## Task requirements
Write out all the entries word for word, but skip any images.

[begin Data for processing]

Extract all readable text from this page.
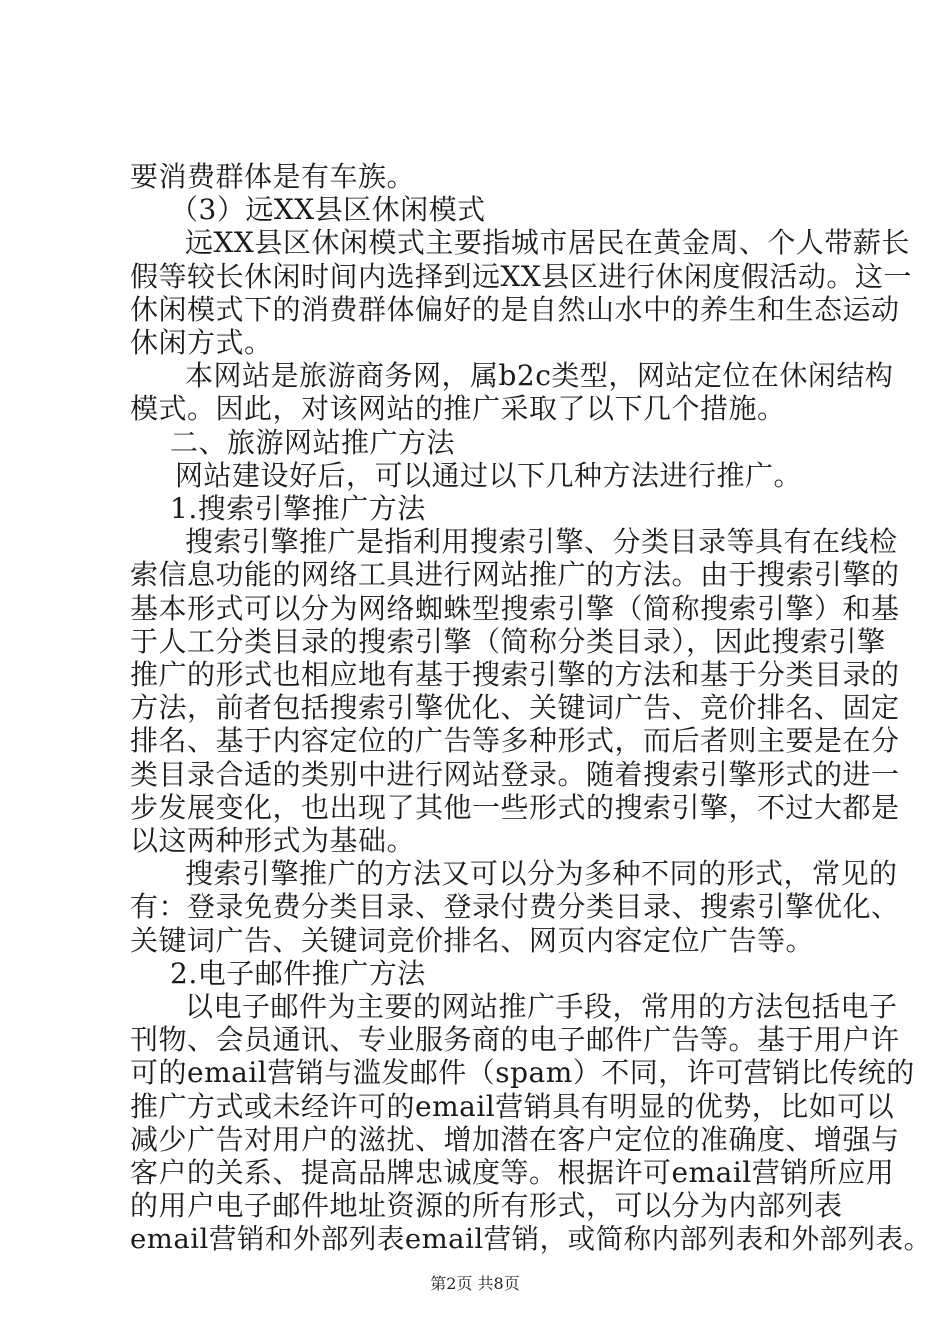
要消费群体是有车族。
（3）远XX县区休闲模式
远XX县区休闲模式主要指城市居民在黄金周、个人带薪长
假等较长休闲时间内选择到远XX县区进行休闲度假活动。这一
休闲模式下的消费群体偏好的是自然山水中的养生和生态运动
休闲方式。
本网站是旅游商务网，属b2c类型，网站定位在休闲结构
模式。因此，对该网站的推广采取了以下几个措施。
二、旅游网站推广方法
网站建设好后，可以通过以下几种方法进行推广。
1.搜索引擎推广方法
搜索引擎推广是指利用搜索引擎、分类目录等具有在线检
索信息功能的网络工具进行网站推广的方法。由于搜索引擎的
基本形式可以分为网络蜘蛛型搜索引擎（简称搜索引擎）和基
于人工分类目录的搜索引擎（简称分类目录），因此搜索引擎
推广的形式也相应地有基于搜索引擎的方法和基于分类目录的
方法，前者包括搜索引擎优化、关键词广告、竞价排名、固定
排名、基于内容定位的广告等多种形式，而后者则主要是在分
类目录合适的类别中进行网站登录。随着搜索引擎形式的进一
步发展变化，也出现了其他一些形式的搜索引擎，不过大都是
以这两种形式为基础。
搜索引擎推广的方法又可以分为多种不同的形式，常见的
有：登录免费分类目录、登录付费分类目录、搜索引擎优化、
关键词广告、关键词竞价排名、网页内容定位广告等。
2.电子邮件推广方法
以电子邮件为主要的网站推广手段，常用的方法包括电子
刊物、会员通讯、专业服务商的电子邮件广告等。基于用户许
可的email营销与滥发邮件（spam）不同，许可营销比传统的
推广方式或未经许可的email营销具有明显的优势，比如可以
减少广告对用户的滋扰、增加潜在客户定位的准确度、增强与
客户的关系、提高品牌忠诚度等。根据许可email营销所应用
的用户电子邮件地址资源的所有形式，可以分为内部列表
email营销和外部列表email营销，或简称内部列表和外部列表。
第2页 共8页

[end Data for processing]

## Task result
Extract all readable text from this page.
要消费群体是有车族。
（3）远XX县区休闲模式
远XX县区休闲模式主要指城市居民在黄金周、个人带薪长
假等较长休闲时间内选择到远XX县区进行休闲度假活动。这一
休闲模式下的消费群体偏好的是自然山水中的养生和生态运动
休闲方式。
本网站是旅游商务网，属b2c类型，网站定位在休闲结构
模式。因此，对该网站的推广采取了以下几个措施。
二、旅游网站推广方法
网站建设好后，可以通过以下几种方法进行推广。
1.搜索引擎推广方法
搜索引擎推广是指利用搜索引擎、分类目录等具有在线检
索信息功能的网络工具进行网站推广的方法。由于搜索引擎的
基本形式可以分为网络蜘蛛型搜索引擎（简称搜索引擎）和基
于人工分类目录的搜索引擎（简称分类目录），因此搜索引擎
推广的形式也相应地有基于搜索引擎的方法和基于分类目录的
方法，前者包括搜索引擎优化、关键词广告、竞价排名、固定
排名、基于内容定位的广告等多种形式，而后者则主要是在分
类目录合适的类别中进行网站登录。随着搜索引擎形式的进一
步发展变化，也出现了其他一些形式的搜索引擎，不过大都是
以这两种形式为基础。
搜索引擎推广的方法又可以分为多种不同的形式，常见的
有：登录免费分类目录、登录付费分类目录、搜索引擎优化、
关键词广告、关键词竞价排名、网页内容定位广告等。
2.电子邮件推广方法
以电子邮件为主要的网站推广手段，常用的方法包括电子
刊物、会员通讯、专业服务商的电子邮件广告等。基于用户许
可的email营销与滥发邮件（spam）不同，许可营销比传统的
推广方式或未经许可的email营销具有明显的优势，比如可以
减少广告对用户的滋扰、增加潜在客户定位的准确度、增强与
客户的关系、提高品牌忠诚度等。根据许可email营销所应用
的用户电子邮件地址资源的所有形式，可以分为内部列表
email营销和外部列表email营销，或简称内部列表和外部列表。
第2页 共8页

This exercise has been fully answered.